> [EXERCISE INPUT]

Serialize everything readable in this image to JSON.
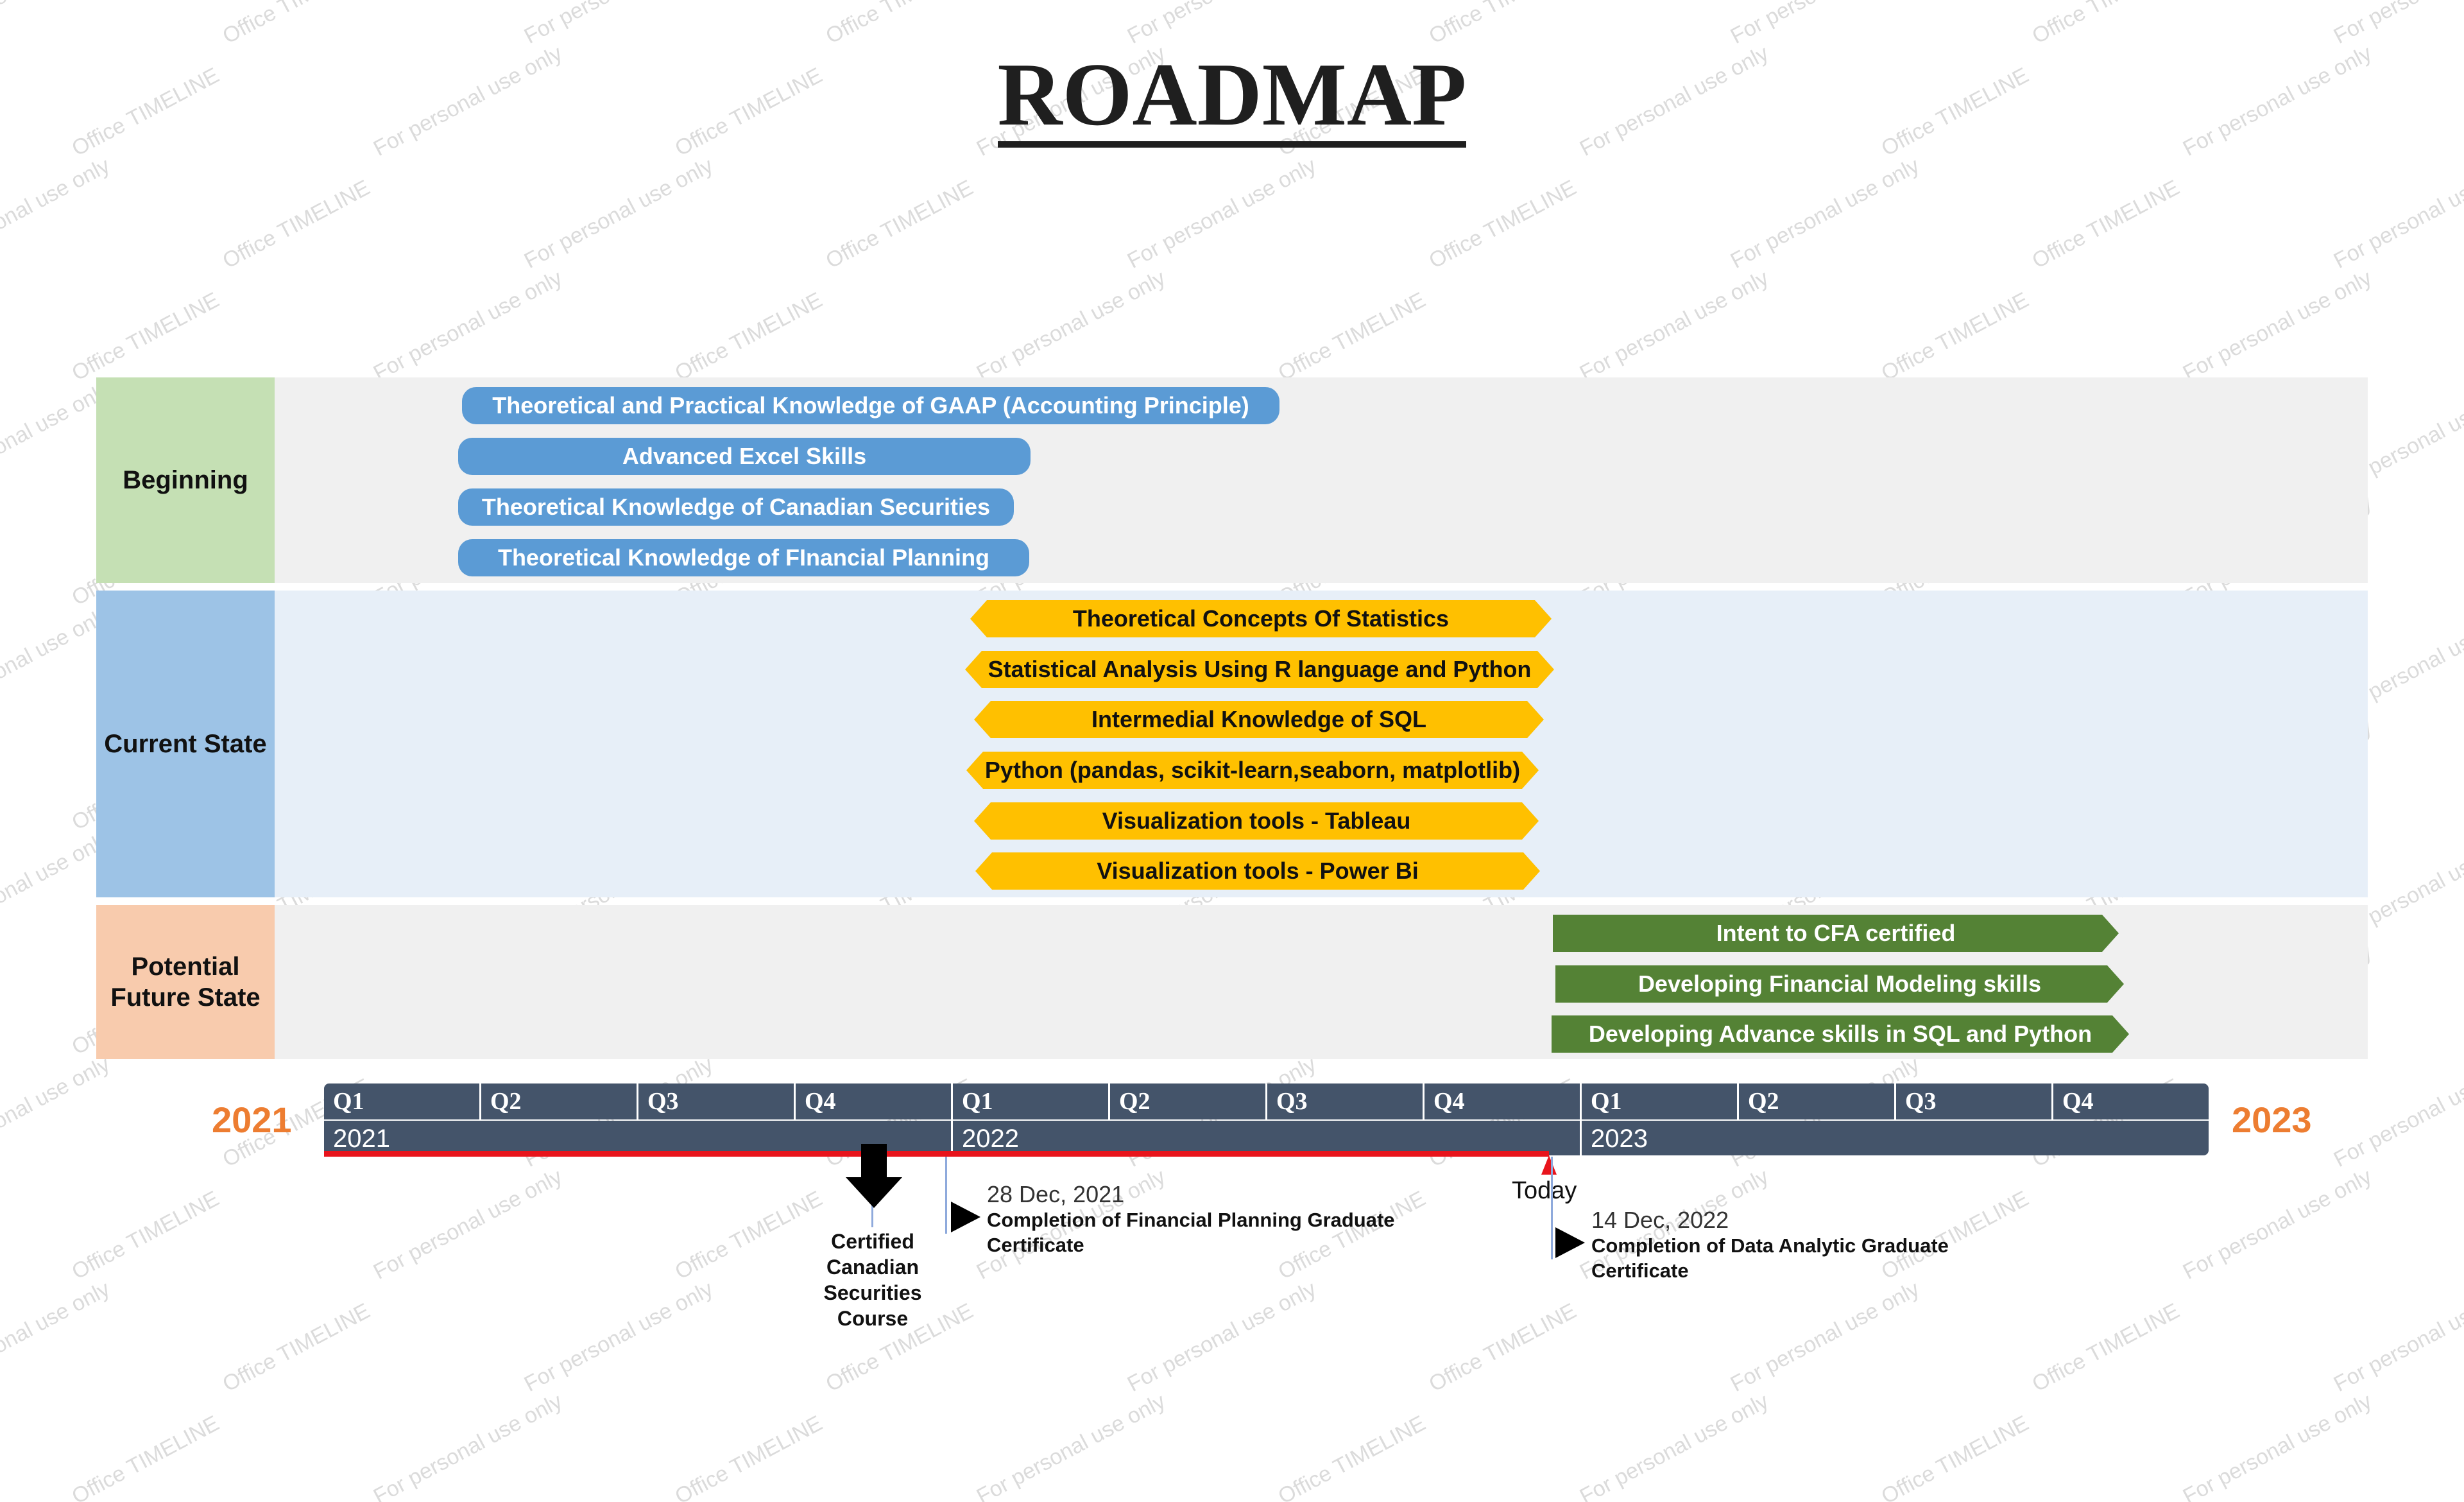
{
  "title": "ROADMAP",
  "watermark": [
    "For personal use only",
    "Office TIMELINE"
  ],
  "colors": {
    "beginning_label": "#c5e0b4",
    "current_label": "#9dc3e6",
    "future_label": "#f8cbad",
    "band_gray": "#f0f0f0",
    "band_blue": "#e7eff8",
    "task_blue": "#5b9bd5",
    "task_yellow": "#ffc000",
    "task_green": "#548235",
    "timeline": "#44546a",
    "elapsed": "#e8141c",
    "year_accent": "#ed7d31"
  },
  "swimlanes": [
    {
      "label": "Beginning",
      "tasks": [
        {
          "label": "Theoretical and Practical Knowledge of GAAP (Accounting Principle)"
        },
        {
          "label": "Advanced Excel Skills"
        },
        {
          "label": "Theoretical Knowledge of Canadian Securities"
        },
        {
          "label": "Theoretical Knowledge of FInancial Planning"
        }
      ]
    },
    {
      "label": "Current State",
      "tasks": [
        {
          "label": "Theoretical Concepts Of Statistics"
        },
        {
          "label": "Statistical Analysis Using R language and Python"
        },
        {
          "label": "Intermedial Knowledge of SQL"
        },
        {
          "label": "Python (pandas, scikit-learn,seaborn, matplotlib)"
        },
        {
          "label": "Visualization tools - Tableau"
        },
        {
          "label": "Visualization tools - Power Bi"
        }
      ]
    },
    {
      "label": "Potential\nFuture State",
      "tasks": [
        {
          "label": "Intent to CFA certified"
        },
        {
          "label": "Developing Financial Modeling skills"
        },
        {
          "label": "Developing Advance skills in SQL and Python"
        }
      ]
    }
  ],
  "timeline": {
    "start_year_label": "2021",
    "end_year_label": "2023",
    "quarters": [
      "Q1",
      "Q2",
      "Q3",
      "Q4",
      "Q1",
      "Q2",
      "Q3",
      "Q4",
      "Q1",
      "Q2",
      "Q3",
      "Q4"
    ],
    "years": [
      "2021",
      "2022",
      "2023"
    ],
    "today_label": "Today",
    "elapsed_fraction": 0.65
  },
  "milestones": [
    {
      "date": "",
      "text": "Certified\nCanadian\nSecurities\nCourse",
      "shape": "down-arrow-icon"
    },
    {
      "date": "28 Dec, 2021",
      "text": "Completion of Financial Planning Graduate\nCertificate",
      "shape": "triangle-right-icon"
    },
    {
      "date": "14 Dec, 2022",
      "text": "Completion of Data Analytic Graduate\nCertificate",
      "shape": "triangle-right-icon"
    }
  ]
}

> [WHAT THIS TASK INVOLVES]
Retype the whole listing exactly and leave the pictures out.

> [COMPLETE OUTPUT]
Serialize everything readable in this image to JSON.
{
  "title": "ROADMAP",
  "watermark": [
    "For personal use only",
    "Office TIMELINE"
  ],
  "colors": {
    "beginning_label": "#c5e0b4",
    "current_label": "#9dc3e6",
    "future_label": "#f8cbad",
    "band_gray": "#f0f0f0",
    "band_blue": "#e7eff8",
    "task_blue": "#5b9bd5",
    "task_yellow": "#ffc000",
    "task_green": "#548235",
    "timeline": "#44546a",
    "elapsed": "#e8141c",
    "year_accent": "#ed7d31"
  },
  "swimlanes": [
    {
      "label": "Beginning",
      "tasks": [
        {
          "label": "Theoretical and Practical Knowledge of GAAP (Accounting Principle)"
        },
        {
          "label": "Advanced Excel Skills"
        },
        {
          "label": "Theoretical Knowledge of Canadian Securities"
        },
        {
          "label": "Theoretical Knowledge of FInancial Planning"
        }
      ]
    },
    {
      "label": "Current State",
      "tasks": [
        {
          "label": "Theoretical Concepts Of Statistics"
        },
        {
          "label": "Statistical Analysis Using R language and Python"
        },
        {
          "label": "Intermedial Knowledge of SQL"
        },
        {
          "label": "Python (pandas, scikit-learn,seaborn, matplotlib)"
        },
        {
          "label": "Visualization tools - Tableau"
        },
        {
          "label": "Visualization tools - Power Bi"
        }
      ]
    },
    {
      "label": "Potential\nFuture State",
      "tasks": [
        {
          "label": "Intent to CFA certified"
        },
        {
          "label": "Developing Financial Modeling skills"
        },
        {
          "label": "Developing Advance skills in SQL and Python"
        }
      ]
    }
  ],
  "timeline": {
    "start_year_label": "2021",
    "end_year_label": "2023",
    "quarters": [
      "Q1",
      "Q2",
      "Q3",
      "Q4",
      "Q1",
      "Q2",
      "Q3",
      "Q4",
      "Q1",
      "Q2",
      "Q3",
      "Q4"
    ],
    "years": [
      "2021",
      "2022",
      "2023"
    ],
    "today_label": "Today",
    "elapsed_fraction": 0.65
  },
  "milestones": [
    {
      "date": "",
      "text": "Certified\nCanadian\nSecurities\nCourse",
      "shape": "down-arrow-icon"
    },
    {
      "date": "28 Dec, 2021",
      "text": "Completion of Financial Planning Graduate\nCertificate",
      "shape": "triangle-right-icon"
    },
    {
      "date": "14 Dec, 2022",
      "text": "Completion of Data Analytic Graduate\nCertificate",
      "shape": "triangle-right-icon"
    }
  ]
}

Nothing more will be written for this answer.